** START OF MATERIAL PROVIDED **

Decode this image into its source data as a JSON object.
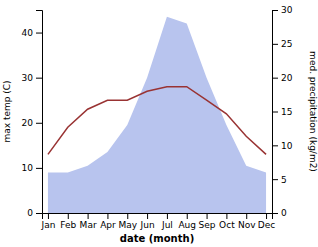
{
  "chart_data": {
    "type": "line",
    "categories": [
      "Jan",
      "Feb",
      "Mar",
      "Apr",
      "May",
      "Jun",
      "Jul",
      "Aug",
      "Sep",
      "Oct",
      "Nov",
      "Dec"
    ],
    "xlabel": "date (month)",
    "ylabel": "max temp (C)",
    "y2label": "med. precipitation (kg/m2)",
    "series": [
      {
        "type": "area",
        "axis": "y2",
        "color": "#b8c4ee",
        "values": [
          6,
          6,
          7,
          9,
          13,
          20,
          29,
          28,
          20,
          13,
          7,
          6
        ]
      },
      {
        "type": "line",
        "color": "#993333",
        "values": [
          13,
          19,
          23,
          25,
          25,
          27,
          28,
          28,
          25,
          22,
          17,
          13
        ]
      }
    ],
    "ylim": [
      0,
      45
    ],
    "yticks": [
      0,
      10,
      20,
      30,
      40
    ],
    "y2lim": [
      0,
      30
    ],
    "y2ticks": [
      0,
      5,
      10,
      15,
      20,
      25,
      30
    ]
  }
}
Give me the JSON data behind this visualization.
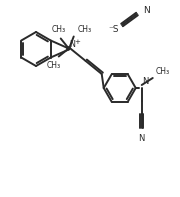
{
  "bg_color": "#ffffff",
  "line_color": "#2a2a2a",
  "line_width": 1.4,
  "figsize": [
    1.8,
    1.97
  ],
  "dpi": 100,
  "xlim": [
    0,
    180
  ],
  "ylim": [
    0,
    197
  ]
}
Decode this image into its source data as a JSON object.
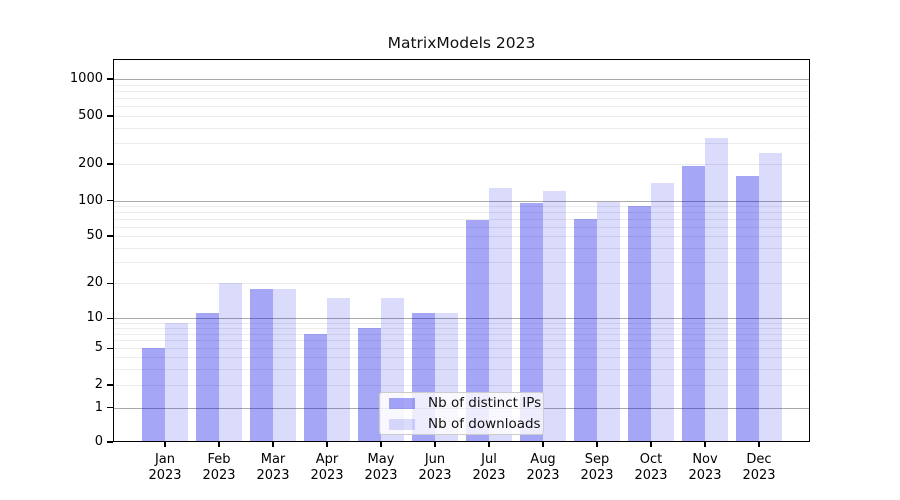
{
  "chart_data": {
    "type": "bar",
    "title": "MatrixModels 2023",
    "categories": [
      "Jan",
      "Feb",
      "Mar",
      "Apr",
      "May",
      "Jun",
      "Jul",
      "Aug",
      "Sep",
      "Oct",
      "Nov",
      "Dec"
    ],
    "year_label": "2023",
    "series": [
      {
        "name": "Nb of distinct IPs",
        "color": "#a6a6f6",
        "values": [
          5,
          11,
          18,
          7,
          8,
          11,
          68,
          95,
          70,
          90,
          193,
          160
        ]
      },
      {
        "name": "Nb of downloads",
        "color": "#dbdbfb",
        "values": [
          9,
          20,
          18,
          15,
          15,
          11,
          127,
          120,
          98,
          140,
          330,
          245
        ]
      }
    ],
    "xlabel": "",
    "ylabel": "",
    "yscale": "symlog",
    "yticks": [
      0,
      1,
      2,
      5,
      10,
      20,
      50,
      100,
      200,
      500,
      1000
    ],
    "ylim": [
      0,
      1500
    ],
    "grid": true,
    "legend_position": "lower-center"
  }
}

** END OF MATERIAL PROVIDED **

WHAT THIS TASK INVOLVES:
Of all the lines in the listing above, how many contain the word "type"? Answer with the number alone.

RESPONSE:
4